------ Records for the exercise ------
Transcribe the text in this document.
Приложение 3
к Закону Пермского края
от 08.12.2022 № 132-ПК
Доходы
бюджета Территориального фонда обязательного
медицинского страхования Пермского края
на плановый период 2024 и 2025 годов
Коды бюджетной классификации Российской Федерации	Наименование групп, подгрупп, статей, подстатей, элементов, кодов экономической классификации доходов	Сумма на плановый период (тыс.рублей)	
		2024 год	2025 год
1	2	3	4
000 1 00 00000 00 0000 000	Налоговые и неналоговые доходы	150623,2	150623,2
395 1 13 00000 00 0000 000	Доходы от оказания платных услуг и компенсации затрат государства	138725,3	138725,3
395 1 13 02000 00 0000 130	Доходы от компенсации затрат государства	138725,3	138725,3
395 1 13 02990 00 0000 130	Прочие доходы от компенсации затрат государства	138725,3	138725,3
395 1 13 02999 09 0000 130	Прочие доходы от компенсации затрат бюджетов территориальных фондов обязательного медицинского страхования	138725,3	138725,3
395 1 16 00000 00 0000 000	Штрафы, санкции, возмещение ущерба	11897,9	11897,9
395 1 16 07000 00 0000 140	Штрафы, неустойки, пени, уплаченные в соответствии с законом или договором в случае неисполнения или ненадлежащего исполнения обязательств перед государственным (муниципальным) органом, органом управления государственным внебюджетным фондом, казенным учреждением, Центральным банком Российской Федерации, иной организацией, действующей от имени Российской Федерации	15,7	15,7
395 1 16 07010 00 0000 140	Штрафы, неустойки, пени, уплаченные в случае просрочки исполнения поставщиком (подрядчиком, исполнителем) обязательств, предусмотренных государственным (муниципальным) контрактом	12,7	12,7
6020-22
------
------ Records for the exercise ------
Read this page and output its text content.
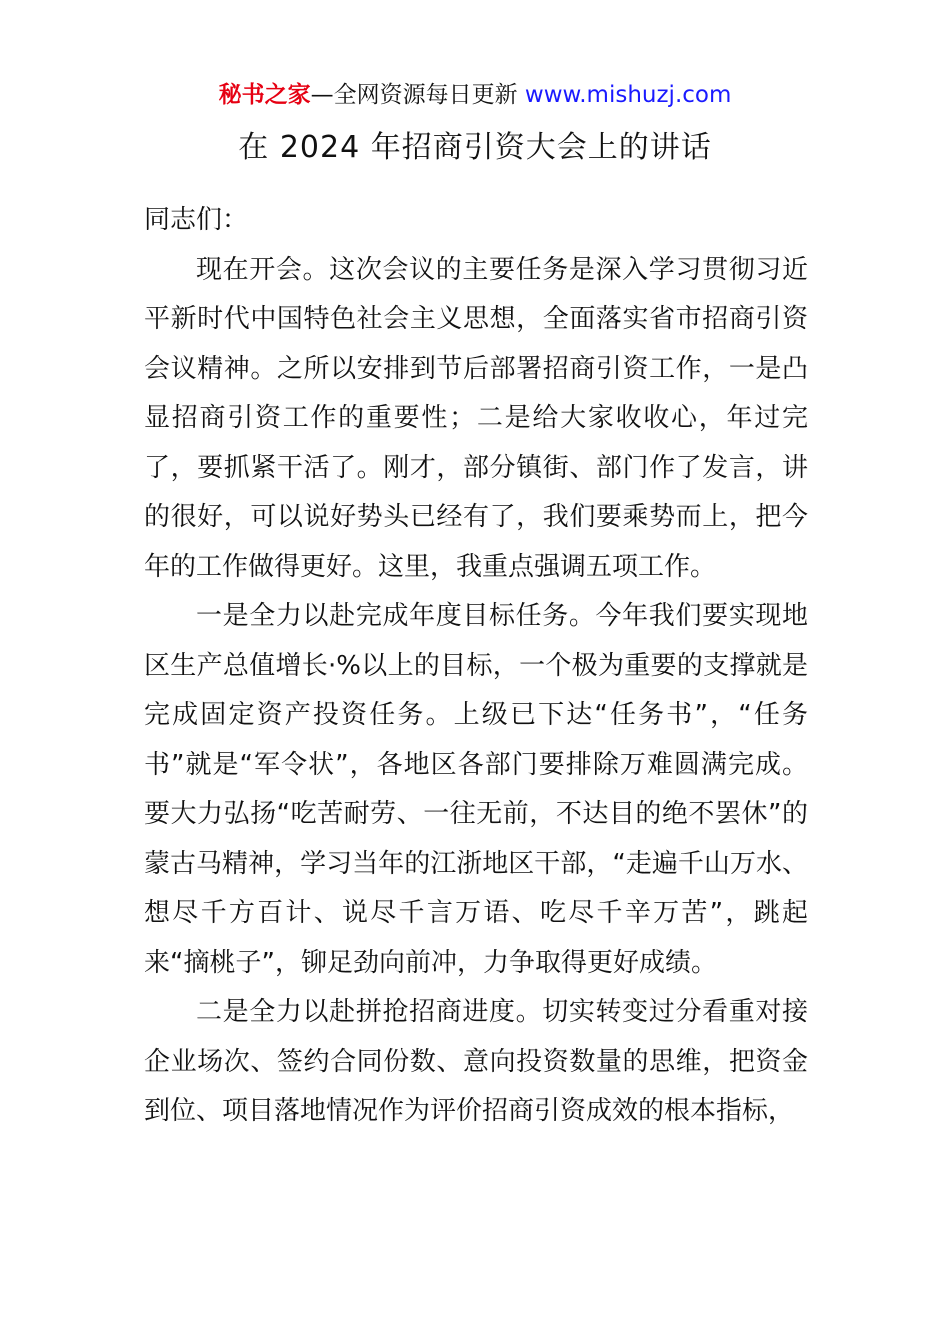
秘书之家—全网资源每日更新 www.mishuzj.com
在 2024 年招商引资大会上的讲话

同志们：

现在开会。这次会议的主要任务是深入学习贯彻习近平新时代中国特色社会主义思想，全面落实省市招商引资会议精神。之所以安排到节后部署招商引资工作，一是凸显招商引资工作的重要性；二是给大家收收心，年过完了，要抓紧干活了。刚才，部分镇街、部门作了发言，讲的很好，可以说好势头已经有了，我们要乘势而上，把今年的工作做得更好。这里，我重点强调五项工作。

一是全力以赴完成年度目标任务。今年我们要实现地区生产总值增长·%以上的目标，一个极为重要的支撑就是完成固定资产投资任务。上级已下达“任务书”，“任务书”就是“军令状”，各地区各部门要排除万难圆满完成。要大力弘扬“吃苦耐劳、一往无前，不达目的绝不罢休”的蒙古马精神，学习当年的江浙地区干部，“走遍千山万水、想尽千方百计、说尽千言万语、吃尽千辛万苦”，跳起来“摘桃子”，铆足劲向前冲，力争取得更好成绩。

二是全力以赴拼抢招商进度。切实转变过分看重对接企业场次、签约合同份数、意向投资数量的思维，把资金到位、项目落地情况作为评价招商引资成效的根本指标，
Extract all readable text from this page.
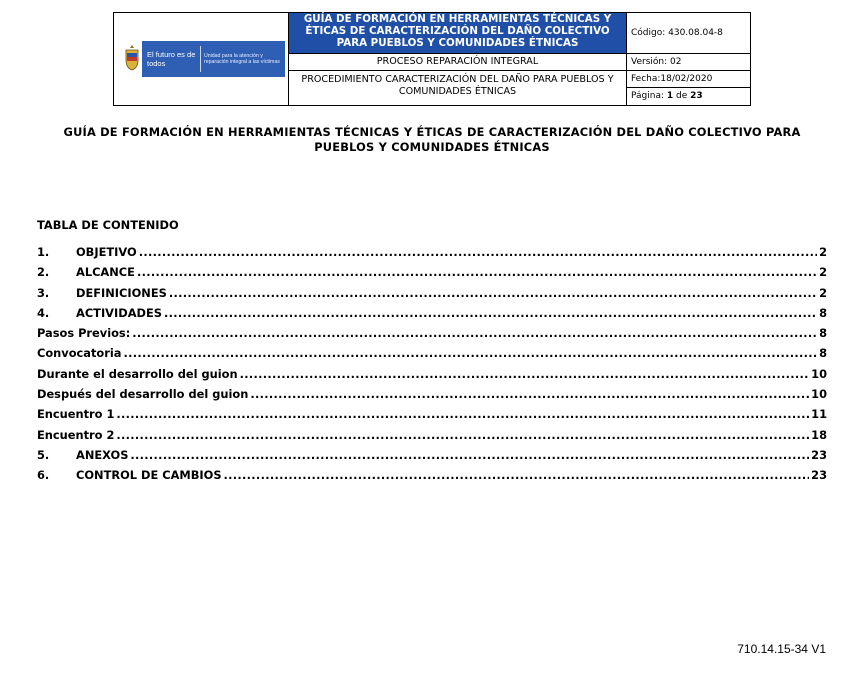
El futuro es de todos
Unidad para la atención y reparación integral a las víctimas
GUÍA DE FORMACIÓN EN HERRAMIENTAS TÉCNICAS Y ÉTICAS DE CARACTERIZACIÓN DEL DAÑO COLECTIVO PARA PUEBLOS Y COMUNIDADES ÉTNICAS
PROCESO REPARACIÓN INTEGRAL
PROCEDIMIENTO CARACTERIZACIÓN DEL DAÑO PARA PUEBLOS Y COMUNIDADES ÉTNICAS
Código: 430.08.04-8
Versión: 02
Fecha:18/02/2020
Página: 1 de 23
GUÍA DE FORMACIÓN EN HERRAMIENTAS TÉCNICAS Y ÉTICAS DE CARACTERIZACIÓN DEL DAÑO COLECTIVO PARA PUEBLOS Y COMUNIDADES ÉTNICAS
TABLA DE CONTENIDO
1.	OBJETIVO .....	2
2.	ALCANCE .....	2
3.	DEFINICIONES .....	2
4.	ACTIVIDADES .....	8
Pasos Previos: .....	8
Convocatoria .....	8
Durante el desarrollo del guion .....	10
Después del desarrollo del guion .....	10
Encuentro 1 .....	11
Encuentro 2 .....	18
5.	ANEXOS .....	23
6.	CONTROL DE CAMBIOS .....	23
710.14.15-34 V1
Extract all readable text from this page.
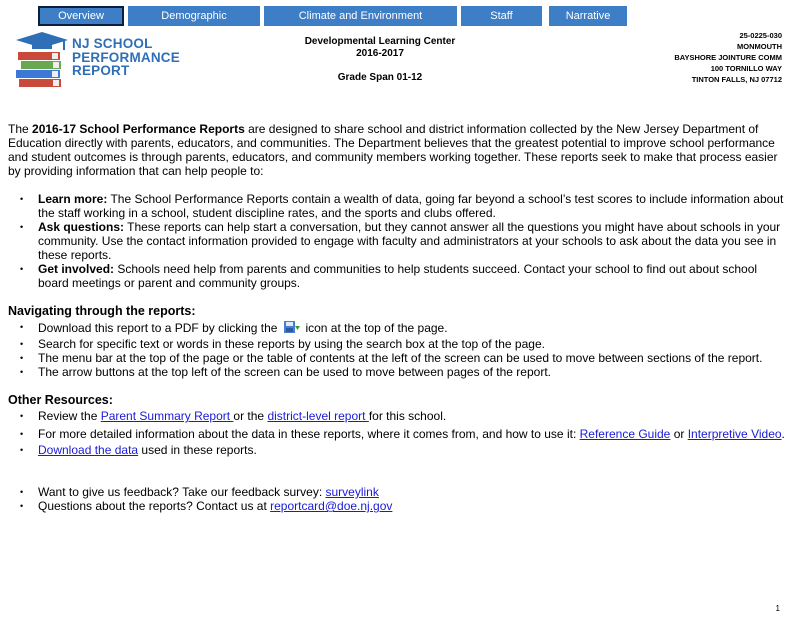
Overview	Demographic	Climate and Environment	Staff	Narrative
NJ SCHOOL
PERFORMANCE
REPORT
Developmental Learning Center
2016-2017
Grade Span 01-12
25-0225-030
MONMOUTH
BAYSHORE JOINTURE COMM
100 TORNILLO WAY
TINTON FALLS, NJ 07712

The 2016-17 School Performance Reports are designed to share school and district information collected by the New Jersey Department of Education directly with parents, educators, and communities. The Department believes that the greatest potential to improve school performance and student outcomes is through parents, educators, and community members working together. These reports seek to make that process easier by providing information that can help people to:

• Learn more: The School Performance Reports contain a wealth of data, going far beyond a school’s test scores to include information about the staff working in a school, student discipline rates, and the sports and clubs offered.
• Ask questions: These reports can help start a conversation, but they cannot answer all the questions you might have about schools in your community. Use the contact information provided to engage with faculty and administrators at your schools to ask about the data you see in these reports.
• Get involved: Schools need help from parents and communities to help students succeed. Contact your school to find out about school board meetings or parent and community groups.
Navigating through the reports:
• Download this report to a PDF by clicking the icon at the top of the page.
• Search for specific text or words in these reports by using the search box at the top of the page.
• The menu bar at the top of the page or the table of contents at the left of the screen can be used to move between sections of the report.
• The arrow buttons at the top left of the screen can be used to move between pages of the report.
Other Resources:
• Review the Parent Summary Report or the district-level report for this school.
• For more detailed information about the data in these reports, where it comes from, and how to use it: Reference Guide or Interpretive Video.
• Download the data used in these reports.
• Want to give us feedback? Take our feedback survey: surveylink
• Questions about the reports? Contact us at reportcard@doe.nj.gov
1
------
------ Records for the exercise ------
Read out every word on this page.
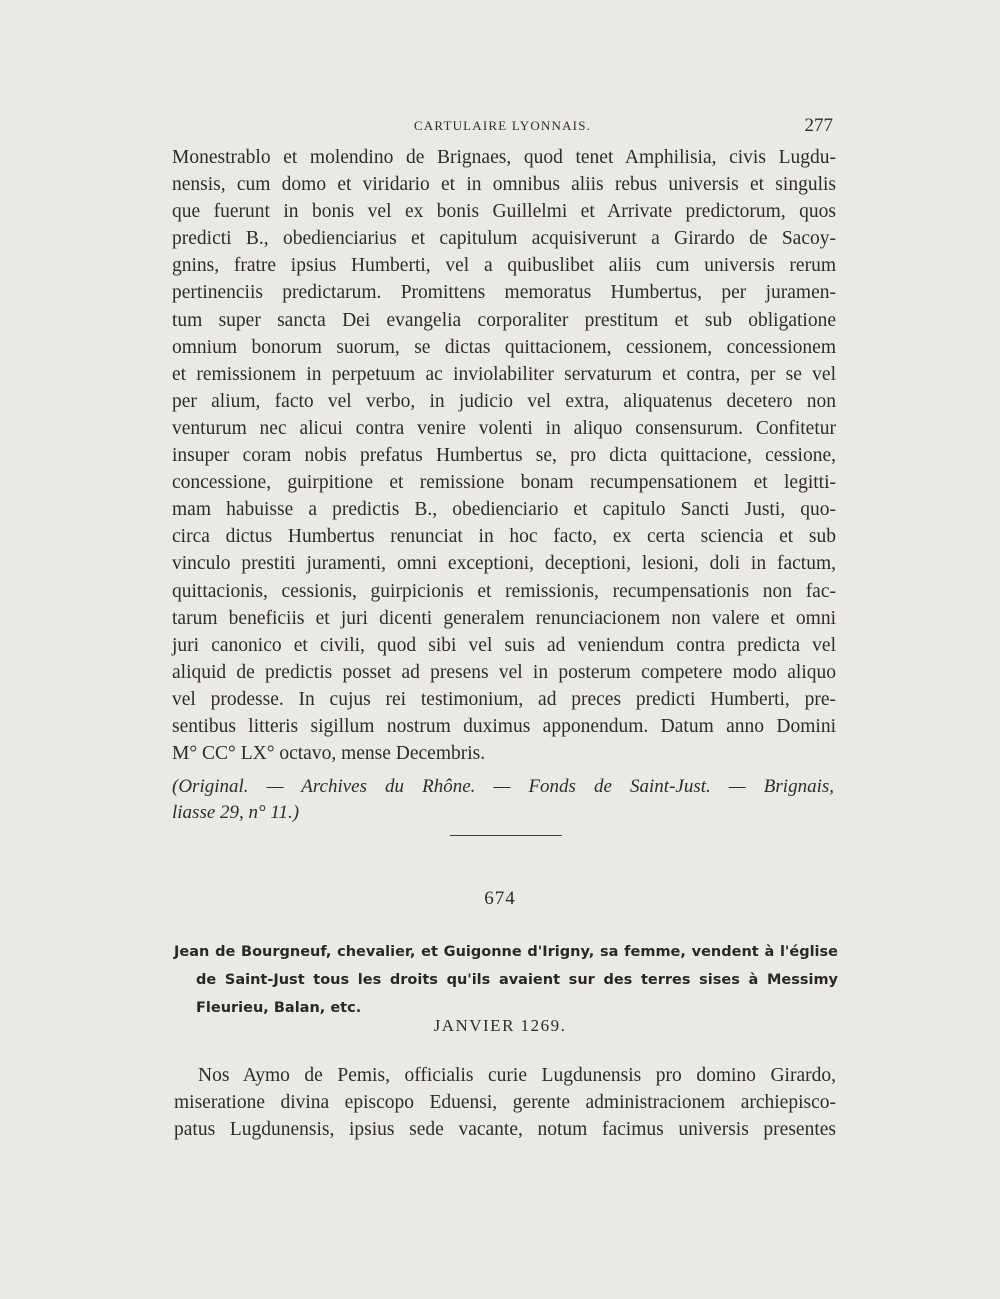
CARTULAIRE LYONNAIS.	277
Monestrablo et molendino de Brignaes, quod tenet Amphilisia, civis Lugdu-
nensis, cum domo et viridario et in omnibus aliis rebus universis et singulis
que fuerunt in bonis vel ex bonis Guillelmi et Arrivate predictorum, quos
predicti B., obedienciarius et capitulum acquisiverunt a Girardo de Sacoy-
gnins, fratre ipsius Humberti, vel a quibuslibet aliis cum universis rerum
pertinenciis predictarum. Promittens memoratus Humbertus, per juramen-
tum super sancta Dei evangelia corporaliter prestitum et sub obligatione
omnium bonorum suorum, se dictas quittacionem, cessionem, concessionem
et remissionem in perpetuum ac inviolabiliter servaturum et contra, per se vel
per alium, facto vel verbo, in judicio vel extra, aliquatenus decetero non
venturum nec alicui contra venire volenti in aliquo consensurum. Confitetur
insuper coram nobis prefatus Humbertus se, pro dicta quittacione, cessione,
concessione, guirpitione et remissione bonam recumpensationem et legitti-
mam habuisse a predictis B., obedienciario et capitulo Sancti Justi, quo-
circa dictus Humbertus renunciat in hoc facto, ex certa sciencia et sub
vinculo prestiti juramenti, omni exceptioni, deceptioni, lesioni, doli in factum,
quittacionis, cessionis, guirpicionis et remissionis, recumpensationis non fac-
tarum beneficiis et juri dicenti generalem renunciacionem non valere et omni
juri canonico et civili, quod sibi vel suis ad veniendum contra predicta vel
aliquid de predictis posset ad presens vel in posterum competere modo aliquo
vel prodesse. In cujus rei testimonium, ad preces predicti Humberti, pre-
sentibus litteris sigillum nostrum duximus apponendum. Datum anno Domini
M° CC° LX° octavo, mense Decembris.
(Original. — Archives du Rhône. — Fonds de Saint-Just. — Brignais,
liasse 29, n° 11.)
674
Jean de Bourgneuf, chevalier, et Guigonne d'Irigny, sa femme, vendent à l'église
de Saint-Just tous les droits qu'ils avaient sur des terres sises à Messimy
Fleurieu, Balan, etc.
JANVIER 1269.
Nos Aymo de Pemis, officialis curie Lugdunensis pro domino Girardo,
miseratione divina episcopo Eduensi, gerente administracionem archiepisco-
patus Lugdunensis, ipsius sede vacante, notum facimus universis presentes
------
**Aim:** Tally the lines of the data that hold the string "Прочие". Answer with the number and nothing more.

**Answer to this problem:** 2